Objective »
Extract every line where the string "JSON" appears.

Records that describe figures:
************

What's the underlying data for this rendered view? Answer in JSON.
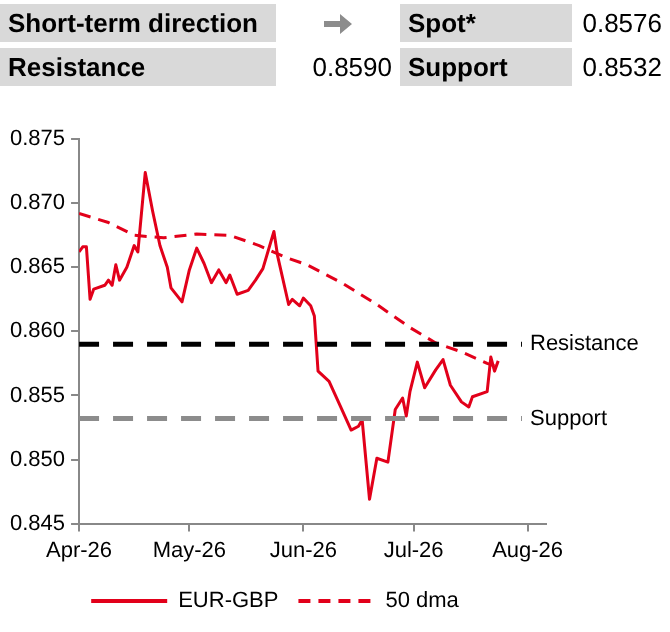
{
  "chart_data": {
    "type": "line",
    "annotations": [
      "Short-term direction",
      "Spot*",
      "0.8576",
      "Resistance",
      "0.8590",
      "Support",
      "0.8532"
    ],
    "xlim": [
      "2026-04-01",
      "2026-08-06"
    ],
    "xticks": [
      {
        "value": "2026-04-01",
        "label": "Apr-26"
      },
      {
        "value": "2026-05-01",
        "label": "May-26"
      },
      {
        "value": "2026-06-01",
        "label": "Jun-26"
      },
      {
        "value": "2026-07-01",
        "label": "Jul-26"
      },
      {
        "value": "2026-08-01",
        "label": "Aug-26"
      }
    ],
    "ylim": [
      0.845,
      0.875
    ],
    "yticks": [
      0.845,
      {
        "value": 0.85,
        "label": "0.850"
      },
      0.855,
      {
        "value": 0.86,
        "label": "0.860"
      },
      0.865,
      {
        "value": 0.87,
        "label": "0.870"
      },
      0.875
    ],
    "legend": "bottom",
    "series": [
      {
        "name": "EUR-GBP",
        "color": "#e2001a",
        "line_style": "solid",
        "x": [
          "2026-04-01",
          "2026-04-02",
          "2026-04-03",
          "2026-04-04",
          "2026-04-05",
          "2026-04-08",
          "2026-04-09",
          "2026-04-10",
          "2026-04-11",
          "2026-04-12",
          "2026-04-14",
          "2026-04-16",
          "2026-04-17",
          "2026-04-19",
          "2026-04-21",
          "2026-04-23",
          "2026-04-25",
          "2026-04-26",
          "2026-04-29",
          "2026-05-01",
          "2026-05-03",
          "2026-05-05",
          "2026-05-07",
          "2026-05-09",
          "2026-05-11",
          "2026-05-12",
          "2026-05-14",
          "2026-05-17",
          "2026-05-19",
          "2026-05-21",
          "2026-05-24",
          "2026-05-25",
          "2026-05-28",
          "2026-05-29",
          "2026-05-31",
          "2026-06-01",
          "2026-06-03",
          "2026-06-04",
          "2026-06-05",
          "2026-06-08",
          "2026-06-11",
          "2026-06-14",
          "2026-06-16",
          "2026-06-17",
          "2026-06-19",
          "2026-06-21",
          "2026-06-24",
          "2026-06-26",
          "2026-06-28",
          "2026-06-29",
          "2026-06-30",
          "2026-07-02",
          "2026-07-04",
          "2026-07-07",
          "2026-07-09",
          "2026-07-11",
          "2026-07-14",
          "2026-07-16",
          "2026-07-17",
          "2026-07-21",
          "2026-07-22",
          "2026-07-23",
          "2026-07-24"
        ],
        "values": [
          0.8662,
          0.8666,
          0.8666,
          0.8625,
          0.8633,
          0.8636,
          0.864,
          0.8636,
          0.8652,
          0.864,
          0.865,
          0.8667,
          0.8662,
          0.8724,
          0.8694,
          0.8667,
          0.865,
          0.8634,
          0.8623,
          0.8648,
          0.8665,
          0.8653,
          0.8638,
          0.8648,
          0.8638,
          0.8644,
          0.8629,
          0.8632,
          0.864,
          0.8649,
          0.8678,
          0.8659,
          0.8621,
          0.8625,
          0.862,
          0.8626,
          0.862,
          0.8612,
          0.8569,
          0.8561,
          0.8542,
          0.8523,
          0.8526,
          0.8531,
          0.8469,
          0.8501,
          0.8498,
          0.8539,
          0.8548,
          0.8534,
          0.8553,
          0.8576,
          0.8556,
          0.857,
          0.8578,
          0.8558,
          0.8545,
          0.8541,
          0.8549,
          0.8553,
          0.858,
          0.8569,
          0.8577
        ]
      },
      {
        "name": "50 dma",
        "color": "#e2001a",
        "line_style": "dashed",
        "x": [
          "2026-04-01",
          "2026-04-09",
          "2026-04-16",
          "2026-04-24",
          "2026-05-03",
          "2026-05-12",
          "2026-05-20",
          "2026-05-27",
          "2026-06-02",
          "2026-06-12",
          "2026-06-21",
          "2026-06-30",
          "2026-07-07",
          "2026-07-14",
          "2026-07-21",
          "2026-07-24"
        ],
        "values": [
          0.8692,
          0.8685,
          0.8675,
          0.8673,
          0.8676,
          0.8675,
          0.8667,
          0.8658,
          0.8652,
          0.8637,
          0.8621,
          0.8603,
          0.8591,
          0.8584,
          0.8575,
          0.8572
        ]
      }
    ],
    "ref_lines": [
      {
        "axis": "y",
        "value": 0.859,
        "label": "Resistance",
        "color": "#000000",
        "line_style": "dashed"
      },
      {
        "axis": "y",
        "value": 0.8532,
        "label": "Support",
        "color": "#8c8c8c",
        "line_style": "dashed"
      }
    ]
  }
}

************

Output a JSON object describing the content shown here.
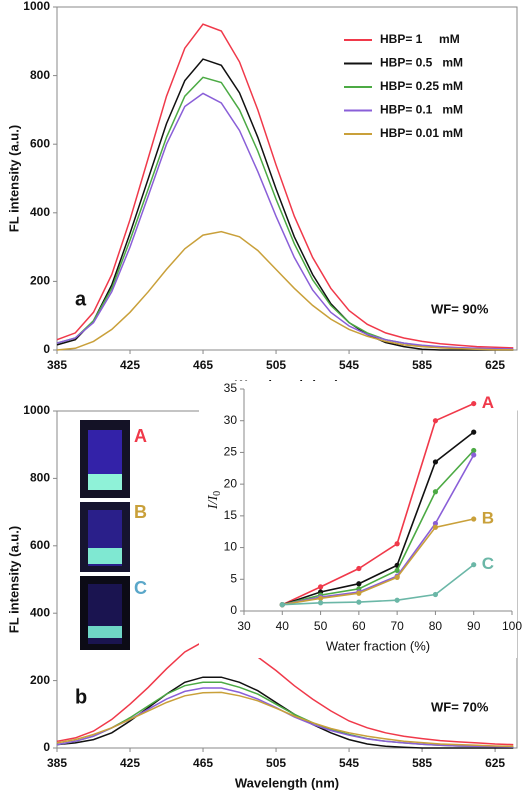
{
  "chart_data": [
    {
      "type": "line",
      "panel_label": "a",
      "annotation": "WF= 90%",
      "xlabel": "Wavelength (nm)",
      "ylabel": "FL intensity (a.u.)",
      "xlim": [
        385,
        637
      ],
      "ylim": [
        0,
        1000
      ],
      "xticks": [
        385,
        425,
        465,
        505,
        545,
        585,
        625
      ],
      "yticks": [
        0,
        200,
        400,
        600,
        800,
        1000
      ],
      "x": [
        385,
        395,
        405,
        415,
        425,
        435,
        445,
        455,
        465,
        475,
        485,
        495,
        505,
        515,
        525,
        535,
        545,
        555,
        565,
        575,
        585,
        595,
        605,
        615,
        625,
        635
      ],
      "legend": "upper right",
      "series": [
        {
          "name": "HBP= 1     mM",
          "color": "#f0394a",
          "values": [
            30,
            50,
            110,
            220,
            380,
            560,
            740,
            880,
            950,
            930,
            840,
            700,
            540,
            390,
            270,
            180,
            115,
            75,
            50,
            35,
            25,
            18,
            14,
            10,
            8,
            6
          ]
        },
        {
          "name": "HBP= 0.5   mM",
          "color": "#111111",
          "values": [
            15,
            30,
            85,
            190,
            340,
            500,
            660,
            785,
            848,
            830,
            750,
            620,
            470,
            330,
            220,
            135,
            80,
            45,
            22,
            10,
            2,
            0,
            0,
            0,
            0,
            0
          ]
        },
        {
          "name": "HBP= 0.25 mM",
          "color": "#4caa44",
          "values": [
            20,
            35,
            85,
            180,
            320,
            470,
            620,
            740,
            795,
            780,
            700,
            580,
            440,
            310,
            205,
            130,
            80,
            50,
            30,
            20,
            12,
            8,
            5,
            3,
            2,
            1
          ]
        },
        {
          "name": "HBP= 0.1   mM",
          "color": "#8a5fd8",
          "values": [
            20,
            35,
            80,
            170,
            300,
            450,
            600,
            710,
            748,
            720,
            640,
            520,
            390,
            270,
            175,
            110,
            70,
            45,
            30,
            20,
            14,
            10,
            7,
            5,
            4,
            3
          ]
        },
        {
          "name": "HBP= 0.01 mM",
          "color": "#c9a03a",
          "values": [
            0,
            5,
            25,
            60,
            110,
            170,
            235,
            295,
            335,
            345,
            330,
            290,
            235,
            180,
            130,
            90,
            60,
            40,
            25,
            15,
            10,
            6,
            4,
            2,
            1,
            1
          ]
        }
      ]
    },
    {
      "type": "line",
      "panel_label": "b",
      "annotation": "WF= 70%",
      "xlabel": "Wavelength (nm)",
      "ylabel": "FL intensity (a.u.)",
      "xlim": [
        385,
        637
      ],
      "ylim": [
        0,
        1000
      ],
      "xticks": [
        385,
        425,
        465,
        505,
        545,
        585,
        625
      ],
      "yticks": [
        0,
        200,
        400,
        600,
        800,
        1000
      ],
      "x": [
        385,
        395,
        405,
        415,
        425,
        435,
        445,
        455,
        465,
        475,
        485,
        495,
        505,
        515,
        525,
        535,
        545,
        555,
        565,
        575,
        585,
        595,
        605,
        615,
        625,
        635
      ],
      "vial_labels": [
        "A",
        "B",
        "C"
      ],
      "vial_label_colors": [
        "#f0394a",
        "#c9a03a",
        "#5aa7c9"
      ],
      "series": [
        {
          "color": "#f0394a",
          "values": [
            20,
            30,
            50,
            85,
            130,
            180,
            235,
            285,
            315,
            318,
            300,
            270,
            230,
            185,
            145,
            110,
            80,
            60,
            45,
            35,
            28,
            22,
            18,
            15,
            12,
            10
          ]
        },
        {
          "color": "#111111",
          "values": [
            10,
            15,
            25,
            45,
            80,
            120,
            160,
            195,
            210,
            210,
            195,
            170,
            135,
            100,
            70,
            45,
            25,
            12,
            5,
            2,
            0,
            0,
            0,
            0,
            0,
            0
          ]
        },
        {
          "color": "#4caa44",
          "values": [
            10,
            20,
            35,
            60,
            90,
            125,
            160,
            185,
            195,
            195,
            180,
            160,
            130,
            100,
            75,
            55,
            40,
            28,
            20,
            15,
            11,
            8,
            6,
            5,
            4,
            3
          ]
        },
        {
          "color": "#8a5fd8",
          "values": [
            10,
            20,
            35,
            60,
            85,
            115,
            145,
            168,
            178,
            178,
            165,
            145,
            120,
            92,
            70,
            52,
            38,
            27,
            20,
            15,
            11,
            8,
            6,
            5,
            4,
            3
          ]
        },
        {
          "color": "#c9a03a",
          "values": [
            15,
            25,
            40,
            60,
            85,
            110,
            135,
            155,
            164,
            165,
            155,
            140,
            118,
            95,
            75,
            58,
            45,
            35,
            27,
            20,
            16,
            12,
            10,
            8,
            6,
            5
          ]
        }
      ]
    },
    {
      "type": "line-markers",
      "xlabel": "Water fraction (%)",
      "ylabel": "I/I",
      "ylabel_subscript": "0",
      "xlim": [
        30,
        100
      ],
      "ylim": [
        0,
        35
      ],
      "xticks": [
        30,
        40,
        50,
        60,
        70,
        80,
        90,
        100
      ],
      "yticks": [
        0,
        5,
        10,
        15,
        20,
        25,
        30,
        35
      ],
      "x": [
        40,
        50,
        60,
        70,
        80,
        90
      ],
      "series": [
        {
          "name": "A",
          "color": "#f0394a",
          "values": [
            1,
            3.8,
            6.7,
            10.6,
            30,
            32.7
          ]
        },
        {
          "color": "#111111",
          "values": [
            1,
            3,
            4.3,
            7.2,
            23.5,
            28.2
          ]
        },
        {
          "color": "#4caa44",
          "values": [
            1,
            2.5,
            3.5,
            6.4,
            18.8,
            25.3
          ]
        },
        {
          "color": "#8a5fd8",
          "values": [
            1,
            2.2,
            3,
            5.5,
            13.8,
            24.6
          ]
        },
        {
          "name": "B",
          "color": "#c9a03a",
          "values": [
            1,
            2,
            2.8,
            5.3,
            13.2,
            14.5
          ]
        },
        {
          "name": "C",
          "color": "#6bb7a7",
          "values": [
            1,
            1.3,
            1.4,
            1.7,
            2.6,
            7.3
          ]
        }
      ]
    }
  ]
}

************

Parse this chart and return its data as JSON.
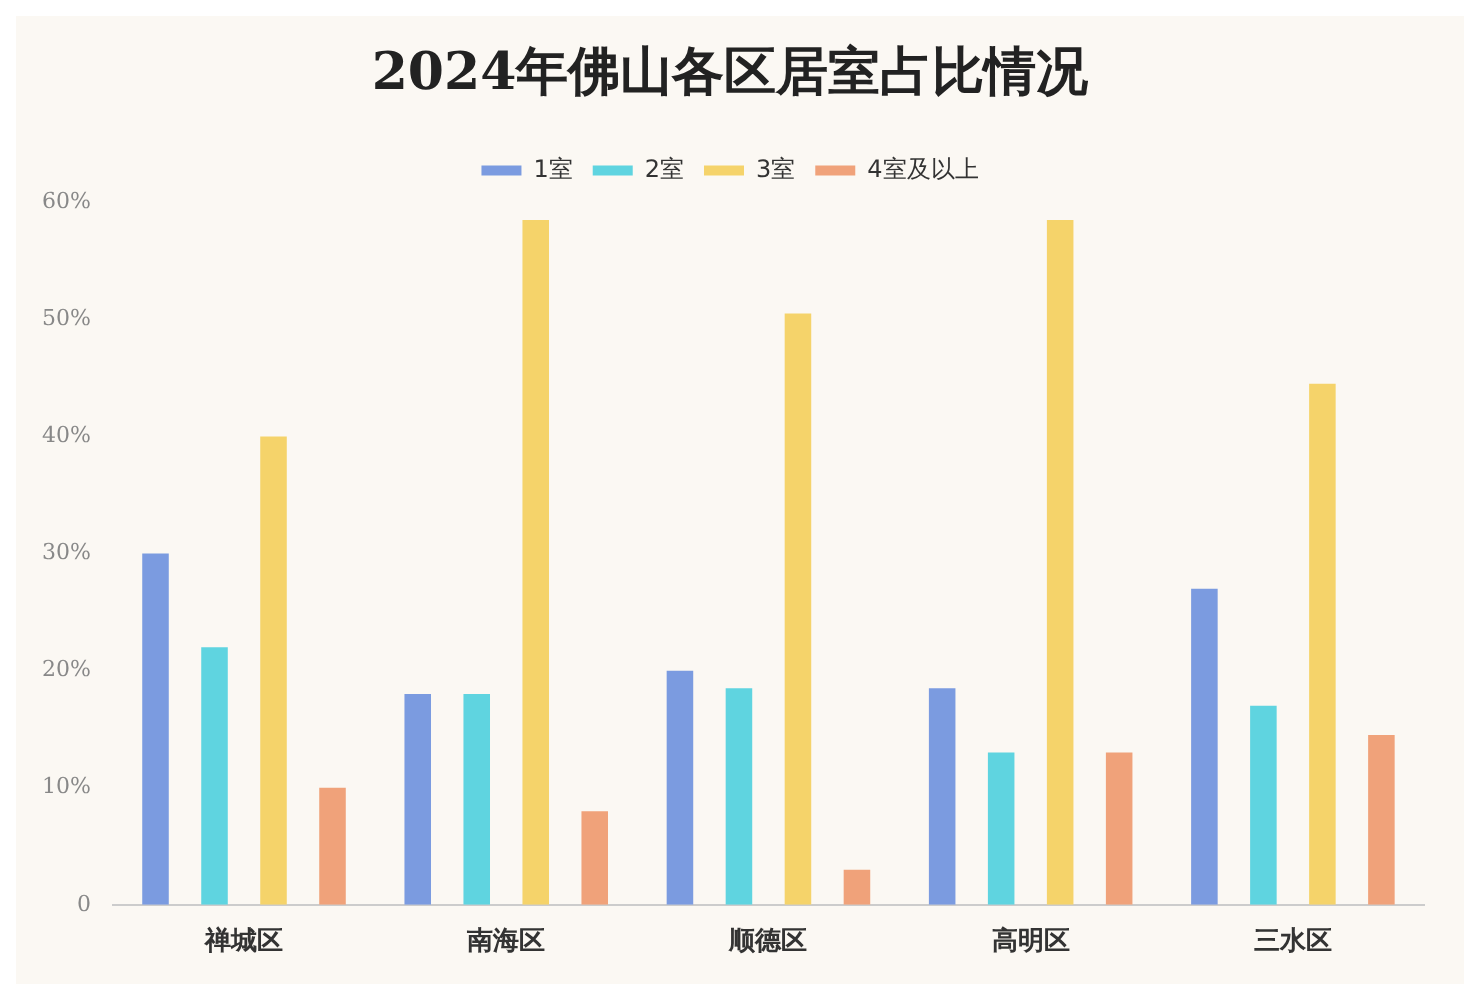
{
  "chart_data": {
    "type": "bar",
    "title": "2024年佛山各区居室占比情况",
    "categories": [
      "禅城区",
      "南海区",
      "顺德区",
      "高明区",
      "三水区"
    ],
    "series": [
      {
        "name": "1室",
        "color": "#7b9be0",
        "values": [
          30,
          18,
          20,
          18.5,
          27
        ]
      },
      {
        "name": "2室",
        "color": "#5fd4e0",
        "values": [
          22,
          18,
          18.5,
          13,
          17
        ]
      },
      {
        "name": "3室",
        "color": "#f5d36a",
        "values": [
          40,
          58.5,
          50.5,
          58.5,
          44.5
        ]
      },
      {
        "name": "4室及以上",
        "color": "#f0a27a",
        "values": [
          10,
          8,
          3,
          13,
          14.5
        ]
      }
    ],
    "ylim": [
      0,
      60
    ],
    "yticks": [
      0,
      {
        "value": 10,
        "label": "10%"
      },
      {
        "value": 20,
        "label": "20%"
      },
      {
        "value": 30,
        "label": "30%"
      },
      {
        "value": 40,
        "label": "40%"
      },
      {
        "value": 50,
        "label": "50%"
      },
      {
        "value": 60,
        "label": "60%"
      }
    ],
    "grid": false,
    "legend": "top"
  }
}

************

Right answer »
What's the underlying data for this rendered view? Answer in JSON.
Output a JSON object describing the content shown here.
Parse this chart and return its data as JSON.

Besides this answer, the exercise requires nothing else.